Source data
|---|

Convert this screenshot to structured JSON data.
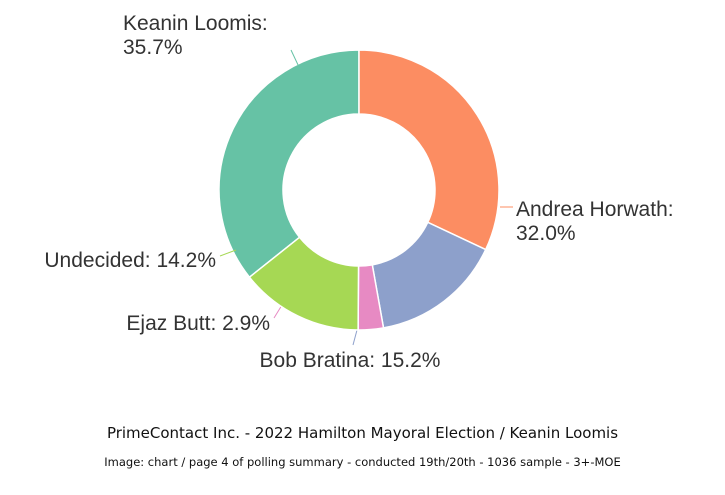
{
  "chart_data": {
    "type": "pie",
    "style": "donut",
    "slices": [
      {
        "label": "Keanin Loomis",
        "value": 35.7,
        "value_text": "35.7%",
        "color": "#66c2a5"
      },
      {
        "label": "Andrea Horwath",
        "value": 32.0,
        "value_text": "32.0%",
        "color": "#fc8d62"
      },
      {
        "label": "Bob Bratina",
        "value": 15.2,
        "value_text": "15.2%",
        "color": "#8da0cb"
      },
      {
        "label": "Ejaz Butt",
        "value": 2.9,
        "value_text": "2.9%",
        "color": "#e78ac3"
      },
      {
        "label": "Undecided",
        "value": 14.2,
        "value_text": "14.2%",
        "color": "#a6d854"
      }
    ]
  },
  "caption": {
    "title": "PrimeContact Inc. - 2022 Hamilton Mayoral Election / Keanin Loomis",
    "subtitle": "Image: chart / page 4 of polling summary - conducted 19th/20th - 1036 sample - 3+-MOE"
  }
}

|---|

Exercise requirements
Set down the records in full and exactly. Do not carry over any image.

Answer to the problem
Convert this screenshot to structured JSON data.
{
  "chart_data": {
    "type": "pie",
    "style": "donut",
    "slices": [
      {
        "label": "Keanin Loomis",
        "value": 35.7,
        "value_text": "35.7%",
        "color": "#66c2a5"
      },
      {
        "label": "Andrea Horwath",
        "value": 32.0,
        "value_text": "32.0%",
        "color": "#fc8d62"
      },
      {
        "label": "Bob Bratina",
        "value": 15.2,
        "value_text": "15.2%",
        "color": "#8da0cb"
      },
      {
        "label": "Ejaz Butt",
        "value": 2.9,
        "value_text": "2.9%",
        "color": "#e78ac3"
      },
      {
        "label": "Undecided",
        "value": 14.2,
        "value_text": "14.2%",
        "color": "#a6d854"
      }
    ]
  },
  "caption": {
    "title": "PrimeContact Inc. - 2022 Hamilton Mayoral Election / Keanin Loomis",
    "subtitle": "Image: chart / page 4 of polling summary - conducted 19th/20th - 1036 sample - 3+-MOE"
  }
}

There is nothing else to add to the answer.